→ **What the exercise asks**:
Scan the data below. Pull out each line where "Cycle" occurs.

[Excerpts from a figure dataset]

━━━━

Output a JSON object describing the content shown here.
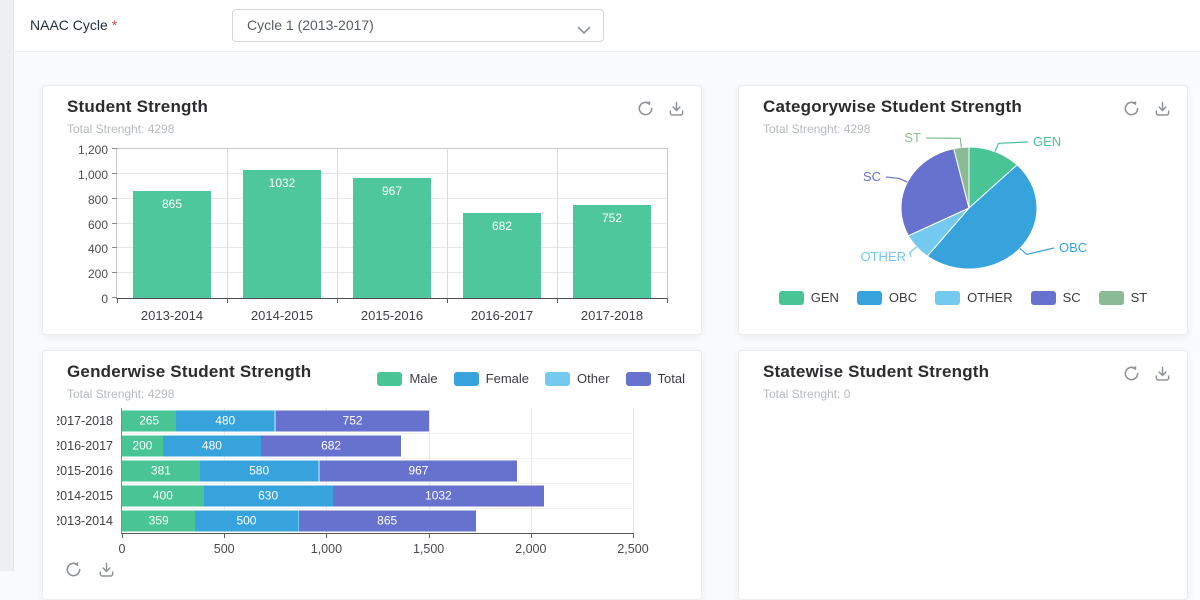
{
  "topbar": {
    "label": "NAAC Cycle",
    "required": "*",
    "dropdown": {
      "value": "Cycle 1 (2013-2017)"
    }
  },
  "cards": {
    "student_strength": {
      "title": "Student Strength",
      "subtitle": "Total Strenght: 4298"
    },
    "categorywise": {
      "title": "Categorywise Student Strength",
      "subtitle": "Total Strenght: 4298"
    },
    "genderwise": {
      "title": "Genderwise Student Strength",
      "subtitle": "Total Strenght: 4298"
    },
    "statewise": {
      "title": "Statewise Student Strength",
      "subtitle": "Total Strenght: 0"
    }
  },
  "colors": {
    "green": "#48c495",
    "blue": "#36a3dc",
    "light_blue": "#74c9ef",
    "purple": "#6672cd",
    "sage": "#8abb94",
    "bar_green": "#4fc79d",
    "icon_gray": "#8f9399"
  },
  "chart_data": [
    {
      "id": "student_strength",
      "type": "bar",
      "title": "Student Strength",
      "categories": [
        "2013-2014",
        "2014-2015",
        "2015-2016",
        "2016-2017",
        "2017-2018"
      ],
      "values": [
        865,
        1032,
        967,
        682,
        752
      ],
      "bar_color": "#4fc79d",
      "yticks": [
        "0",
        "200",
        "400",
        "600",
        "800",
        "1,000",
        "1,200"
      ],
      "ylim": [
        0,
        1200
      ],
      "grid": true,
      "value_labels": true
    },
    {
      "id": "categorywise",
      "type": "pie",
      "title": "Categorywise Student Strength",
      "labels": [
        "GEN",
        "OBC",
        "OTHER",
        "SC",
        "ST"
      ],
      "values": [
        537,
        2064,
        300,
        1242,
        155
      ],
      "total": 4298,
      "values_estimated_from_slice_angles": true,
      "colors": [
        "#48c495",
        "#36a3dc",
        "#74c9ef",
        "#6672cd",
        "#8abb94"
      ],
      "legend_position": "bottom"
    },
    {
      "id": "genderwise",
      "type": "stacked-bar-horizontal",
      "title": "Genderwise Student Strength",
      "categories": [
        "2017-2018",
        "2016-2017",
        "2015-2016",
        "2014-2015",
        "2013-2014"
      ],
      "series": [
        {
          "name": "Male",
          "color": "#48c495",
          "values": [
            265,
            200,
            381,
            400,
            359
          ]
        },
        {
          "name": "Female",
          "color": "#36a3dc",
          "values": [
            480,
            480,
            580,
            630,
            500
          ]
        },
        {
          "name": "Other",
          "color": "#74c9ef",
          "values": [
            7,
            2,
            6,
            2,
            6
          ]
        },
        {
          "name": "Total",
          "color": "#6672cd",
          "values": [
            752,
            682,
            967,
            1032,
            865
          ]
        }
      ],
      "xticks": [
        "0",
        "500",
        "1,000",
        "1,500",
        "2,000",
        "2,500"
      ],
      "xlim": [
        0,
        2500
      ],
      "legend_position": "top-right"
    }
  ]
}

━━━━

→ **The result**:
    "label": "NAAC Cycle",
      "value": "Cycle 1 (2013-2017)"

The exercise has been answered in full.